Your goal | Copy out each line that mentions the word "product".

[Records from a collection]
- - - - - - -
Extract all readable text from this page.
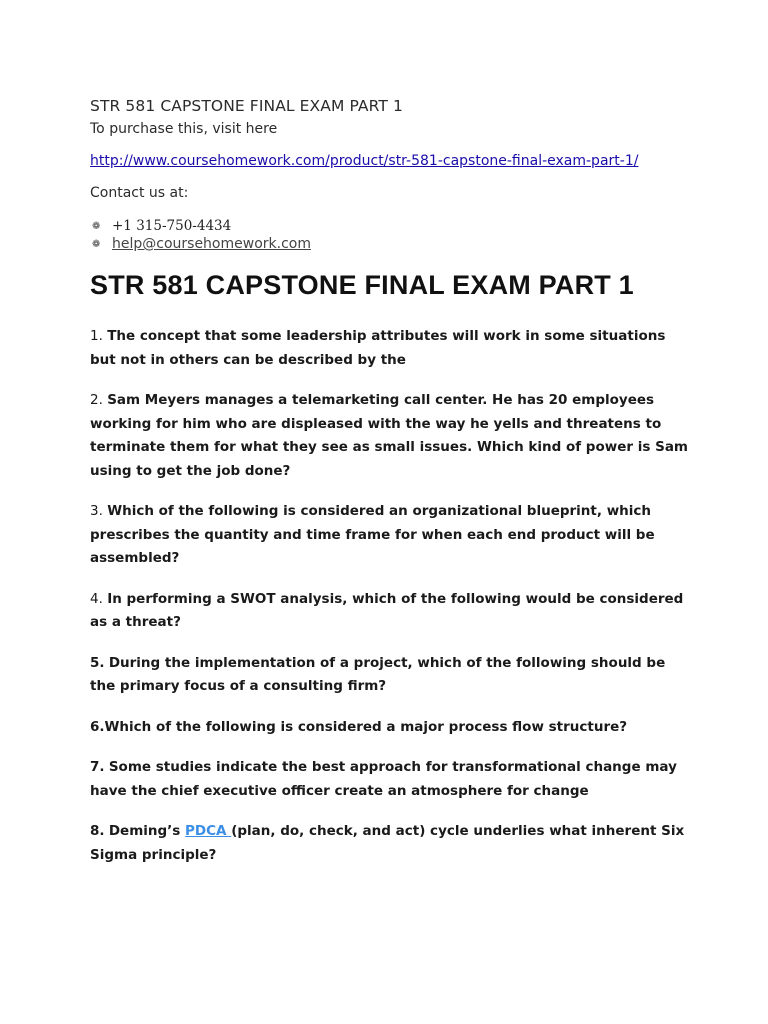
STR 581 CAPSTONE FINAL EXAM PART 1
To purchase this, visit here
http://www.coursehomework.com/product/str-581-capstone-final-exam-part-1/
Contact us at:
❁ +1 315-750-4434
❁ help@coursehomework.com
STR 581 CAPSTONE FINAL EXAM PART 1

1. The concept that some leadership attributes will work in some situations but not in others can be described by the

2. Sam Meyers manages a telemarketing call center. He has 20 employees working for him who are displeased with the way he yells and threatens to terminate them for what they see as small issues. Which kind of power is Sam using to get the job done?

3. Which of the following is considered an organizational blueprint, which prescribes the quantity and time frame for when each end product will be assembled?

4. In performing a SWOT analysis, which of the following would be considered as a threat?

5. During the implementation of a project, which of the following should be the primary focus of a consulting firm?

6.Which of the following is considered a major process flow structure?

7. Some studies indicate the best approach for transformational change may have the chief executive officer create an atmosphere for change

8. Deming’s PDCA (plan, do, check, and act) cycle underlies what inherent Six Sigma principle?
- - - - - - -
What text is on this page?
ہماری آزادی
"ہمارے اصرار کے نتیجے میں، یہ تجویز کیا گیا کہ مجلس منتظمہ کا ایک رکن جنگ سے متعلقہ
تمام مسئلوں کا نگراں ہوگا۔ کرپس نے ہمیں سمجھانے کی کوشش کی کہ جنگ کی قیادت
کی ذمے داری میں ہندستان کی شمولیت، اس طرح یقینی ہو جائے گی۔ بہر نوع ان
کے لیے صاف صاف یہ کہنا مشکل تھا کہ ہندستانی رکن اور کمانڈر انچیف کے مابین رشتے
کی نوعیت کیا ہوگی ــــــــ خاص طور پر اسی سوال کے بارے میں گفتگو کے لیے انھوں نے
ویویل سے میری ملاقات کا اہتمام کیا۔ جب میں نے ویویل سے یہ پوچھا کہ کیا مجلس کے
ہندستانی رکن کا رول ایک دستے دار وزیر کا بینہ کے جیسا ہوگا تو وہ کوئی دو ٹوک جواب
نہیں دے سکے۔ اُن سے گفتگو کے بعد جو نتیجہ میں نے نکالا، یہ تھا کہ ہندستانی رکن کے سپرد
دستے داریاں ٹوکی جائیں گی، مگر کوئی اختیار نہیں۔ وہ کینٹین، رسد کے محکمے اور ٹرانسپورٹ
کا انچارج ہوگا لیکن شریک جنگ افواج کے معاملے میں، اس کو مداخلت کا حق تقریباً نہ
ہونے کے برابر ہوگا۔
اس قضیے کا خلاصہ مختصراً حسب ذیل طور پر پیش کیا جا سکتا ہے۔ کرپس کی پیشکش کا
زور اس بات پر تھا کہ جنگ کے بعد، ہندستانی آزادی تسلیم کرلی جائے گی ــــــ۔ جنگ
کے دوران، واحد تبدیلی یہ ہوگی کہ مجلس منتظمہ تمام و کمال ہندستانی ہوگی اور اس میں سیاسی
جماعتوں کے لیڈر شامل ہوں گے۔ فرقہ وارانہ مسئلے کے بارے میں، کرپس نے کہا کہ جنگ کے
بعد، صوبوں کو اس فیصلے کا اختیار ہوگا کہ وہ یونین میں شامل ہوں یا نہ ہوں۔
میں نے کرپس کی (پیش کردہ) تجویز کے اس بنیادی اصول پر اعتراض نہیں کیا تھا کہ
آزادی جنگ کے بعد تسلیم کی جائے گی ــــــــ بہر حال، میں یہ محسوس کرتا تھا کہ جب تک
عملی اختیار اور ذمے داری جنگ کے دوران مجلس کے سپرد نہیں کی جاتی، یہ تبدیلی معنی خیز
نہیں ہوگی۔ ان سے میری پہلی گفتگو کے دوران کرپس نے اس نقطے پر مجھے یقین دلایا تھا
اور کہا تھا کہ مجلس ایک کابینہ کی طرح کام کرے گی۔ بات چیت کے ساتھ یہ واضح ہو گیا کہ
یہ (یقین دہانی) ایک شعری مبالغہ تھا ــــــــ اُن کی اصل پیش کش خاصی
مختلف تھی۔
- - - - - - -
Solution |
http://www.coursehomework.com/product/str-581-capstone-final-exam-part-1/
3. Which of the following is considered an organizational blueprint, which prescribes the quantity and time frame for when each end product will be assembled?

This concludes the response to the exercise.